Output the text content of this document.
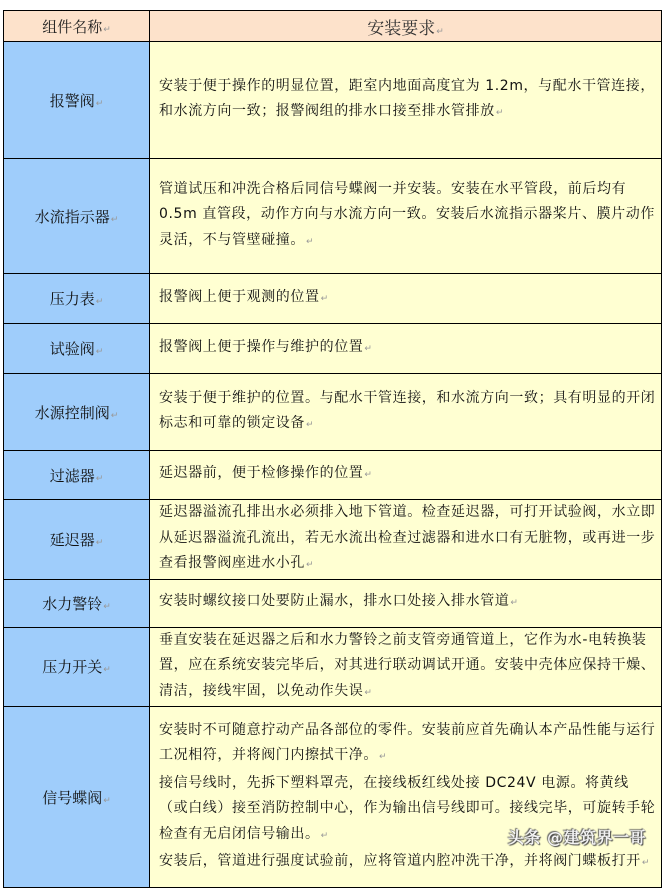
组件名称↵	安装要求↵
报警阀↵	安装于便于操作的明显位置，距室内地面高度宜为 1.2m，与配水干管连接，和水流方向一致；报警阀组的排水口接至排水管排放↵

水流指示器↵	管道试压和冲洗合格后同信号蝶阀一并安装。安装在水平管段，前后均有 0.5m 直管段，动作方向与水流方向一致。安装后水流指示器桨片、膜片动作灵活，不与管壁碰撞。↵

压力表↵	报警阀上便于观测的位置↵

试验阀↵	报警阀上便于操作与维护的位置↵

水源控制阀↵	安装于便于维护的位置。与配水干管连接，和水流方向一致；具有明显的开闭标志和可靠的锁定设备↵

过滤器↵	延迟器前，便于检修操作的位置↵

延迟器↵	延迟器溢流孔排出水必须排入地下管道。检查延迟器，可打开试验阀，水立即从延迟器溢流孔流出，若无水流出检查过滤器和进水口有无脏物，或再进一步查看报警阀座进水小孔↵

水力警铃↵	安装时螺纹接口处要防止漏水，排水口处接入排水管道↵

压力开关↵	垂直安装在延迟器之后和水力警铃之前支管旁通管道上，它作为水-电转换装置，应在系统安装完毕后，对其进行联动调试开通。安装中壳体应保持干燥、清洁，接线牢固，以免动作失误↵

信号蝶阀↵	安装时不可随意拧动产品各部位的零件。安装前应首先确认本产品性能与运行工况相符，并将阀门内擦拭干净。↵

接信号线时，先拆下塑料罩壳，在接线板红线处接 DC24V 电源。将黄线（或白线）接至消防控制中心，作为输出信号线即可。接线完毕，可旋转手轮检查有无启闭信号输出。↵

安装后，管道进行强度试验前，应将管道内腔冲洗干净，并将阀门蝶板打开↵

头条 @建筑界一哥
******************************
**GOAL**
All the records above need to be given again word for word. Skip the pictures.

**RESULT FOR THIS TASK**
Output the text content of this document.
组件名称↵	安装要求↵
报警阀↵	安装于便于操作的明显位置，距室内地面高度宜为 1.2m，与配水干管连接，和水流方向一致；报警阀组的排水口接至排水管排放↵

水流指示器↵	管道试压和冲洗合格后同信号蝶阀一并安装。安装在水平管段，前后均有 0.5m 直管段，动作方向与水流方向一致。安装后水流指示器桨片、膜片动作灵活，不与管壁碰撞。↵

压力表↵	报警阀上便于观测的位置↵

试验阀↵	报警阀上便于操作与维护的位置↵

水源控制阀↵	安装于便于维护的位置。与配水干管连接，和水流方向一致；具有明显的开闭标志和可靠的锁定设备↵

过滤器↵	延迟器前，便于检修操作的位置↵

延迟器↵	延迟器溢流孔排出水必须排入地下管道。检查延迟器，可打开试验阀，水立即从延迟器溢流孔流出，若无水流出检查过滤器和进水口有无脏物，或再进一步查看报警阀座进水小孔↵

水力警铃↵	安装时螺纹接口处要防止漏水，排水口处接入排水管道↵

压力开关↵	垂直安装在延迟器之后和水力警铃之前支管旁通管道上，它作为水-电转换装置，应在系统安装完毕后，对其进行联动调试开通。安装中壳体应保持干燥、清洁，接线牢固，以免动作失误↵

信号蝶阀↵	安装时不可随意拧动产品各部位的零件。安装前应首先确认本产品性能与运行工况相符，并将阀门内擦拭干净。↵

接信号线时，先拆下塑料罩壳，在接线板红线处接 DC24V 电源。将黄线（或白线）接至消防控制中心，作为输出信号线即可。接线完毕，可旋转手轮检查有无启闭信号输出。↵

安装后，管道进行强度试验前，应将管道内腔冲洗干净，并将阀门蝶板打开↵

头条 @建筑界一哥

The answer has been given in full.